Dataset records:
════════════════════

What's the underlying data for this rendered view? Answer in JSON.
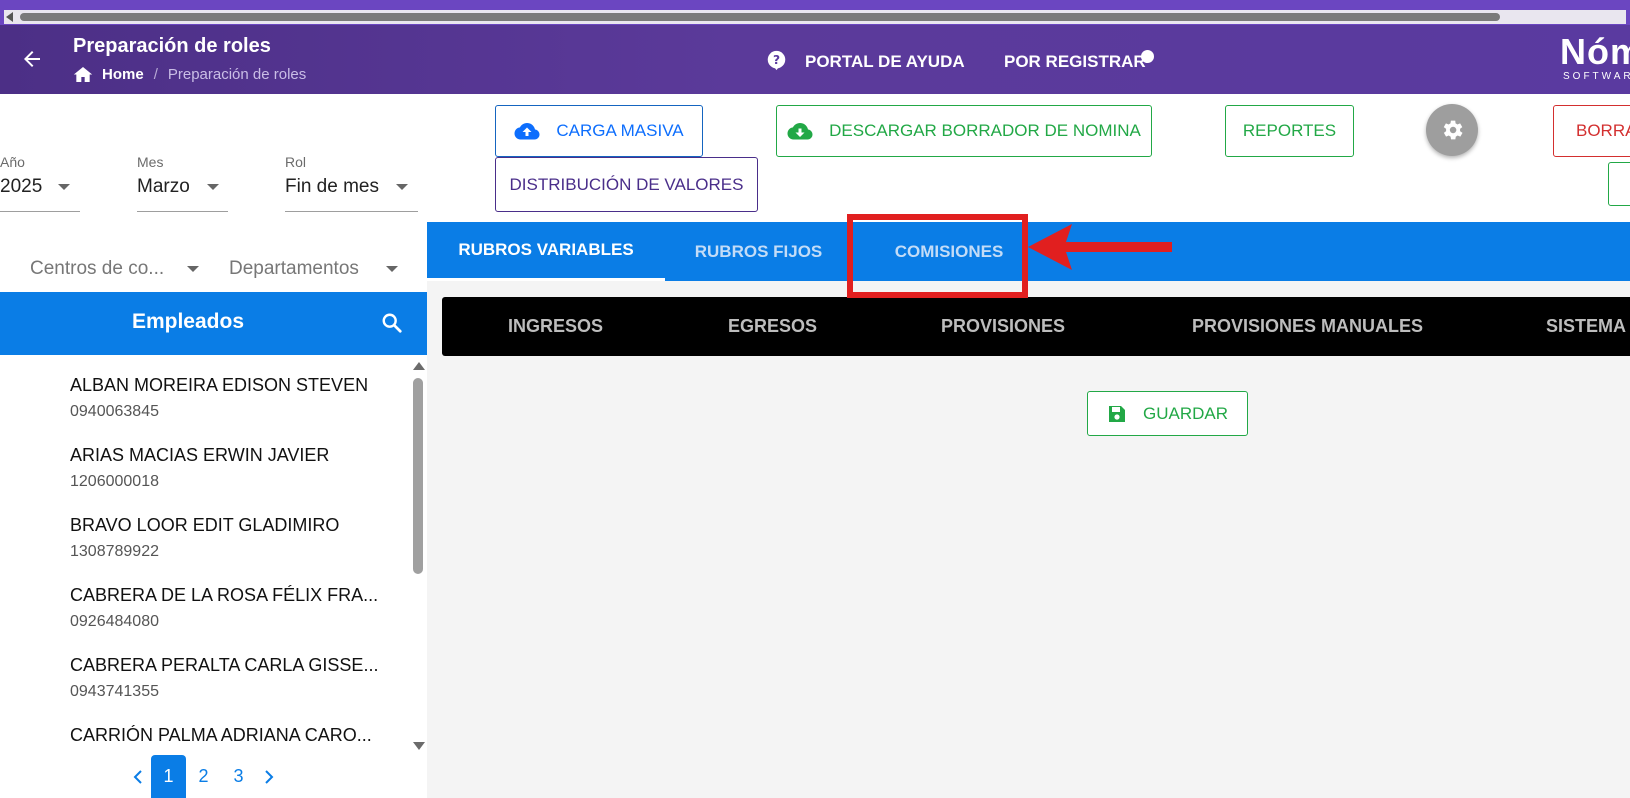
{
  "header": {
    "title": "Preparación de roles",
    "breadcrumb_home": "Home",
    "breadcrumb_separator": "/",
    "breadcrumb_current": "Preparación de roles",
    "help_portal_label": "PORTAL DE AYUDA",
    "register_label": "POR REGISTRAR",
    "logo_text": "Nóm",
    "logo_subtext": "SOFTWARE"
  },
  "filters": {
    "year": {
      "label": "Año",
      "value": "2025"
    },
    "month": {
      "label": "Mes",
      "value": "Marzo"
    },
    "role": {
      "label": "Rol",
      "value": "Fin de mes"
    },
    "cost_centers": {
      "placeholder": "Centros de co..."
    },
    "departments": {
      "placeholder": "Departamentos"
    }
  },
  "toolbar": {
    "bulk_upload_label": "CARGA MASIVA",
    "download_draft_label": "DESCARGAR BORRADOR DE NOMINA",
    "reports_label": "REPORTES",
    "delete_label": "BORRA",
    "distribution_label": "DISTRIBUCIÓN DE VALORES"
  },
  "employees": {
    "title": "Empleados",
    "items": [
      {
        "name": "ALBAN MOREIRA EDISON STEVEN",
        "id": "0940063845"
      },
      {
        "name": "ARIAS MACIAS ERWIN JAVIER",
        "id": "1206000018"
      },
      {
        "name": "BRAVO LOOR EDIT GLADIMIRO",
        "id": "1308789922"
      },
      {
        "name": "CABRERA DE LA ROSA FÉLIX FRA...",
        "id": "0926484080"
      },
      {
        "name": "CABRERA PERALTA CARLA GISSE...",
        "id": "0943741355"
      },
      {
        "name": "CARRIÓN PALMA ADRIANA CARO...",
        "id": ""
      }
    ],
    "pagination": {
      "pages": [
        "1",
        "2",
        "3"
      ],
      "current": "1"
    }
  },
  "tabs": [
    "RUBROS VARIABLES",
    "RUBROS FIJOS",
    "COMISIONES"
  ],
  "subtabs": [
    "INGRESOS",
    "EGRESOS",
    "PROVISIONES",
    "PROVISIONES MANUALES",
    "SISTEMA"
  ],
  "main": {
    "save_label": "GUARDAR"
  },
  "colors": {
    "header_purple": "#5a3aa0",
    "primary_blue": "#0a7de6",
    "success_green": "#22a846",
    "danger_red": "#d32f2f",
    "annotation_red": "#e11f1f"
  },
  "icons": [
    "arrow-left-icon",
    "home-icon",
    "help-circle-icon",
    "cloud-upload-icon",
    "cloud-download-icon",
    "gear-icon",
    "search-icon",
    "chevron-left-icon",
    "chevron-right-icon",
    "save-icon",
    "caret-down-icon"
  ]
}
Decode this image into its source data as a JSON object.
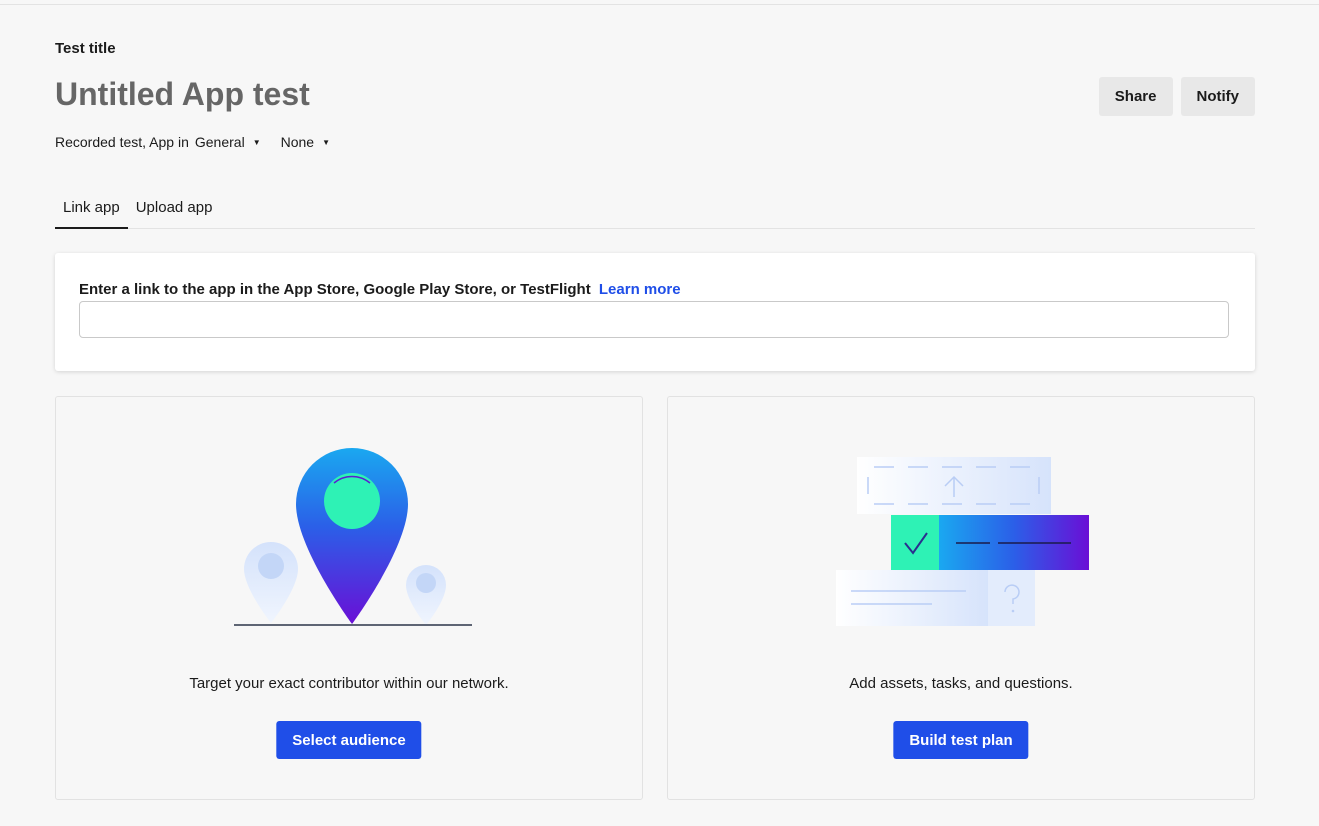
{
  "header": {
    "title_label": "Test title",
    "title_value": "Untitled App test",
    "share_label": "Share",
    "notify_label": "Notify"
  },
  "meta": {
    "prefix": "Recorded test, App in",
    "folder": "General",
    "secondary": "None"
  },
  "tabs": [
    {
      "label": "Link app",
      "active": true
    },
    {
      "label": "Upload app",
      "active": false
    }
  ],
  "link_card": {
    "label": "Enter a link to the app in the App Store, Google Play Store, or TestFlight",
    "learn_more": "Learn more",
    "input_value": "",
    "input_placeholder": ""
  },
  "panels": {
    "audience": {
      "caption": "Target your exact contributor within our network.",
      "button": "Select audience",
      "icon": "location-pin-icon"
    },
    "plan": {
      "caption": "Add assets, tasks, and questions.",
      "button": "Build test plan",
      "icon": "test-plan-icon"
    }
  },
  "colors": {
    "primary": "#1f4ee8",
    "accent_green": "#2ef2b5",
    "accent_purple": "#6a0fd6"
  }
}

════════════════════

WHAT IS EXPECTED:
Of the lines in the data, how many contain the word "button"? Provide the number and nothing further.

WRITTEN SOLUTION:
2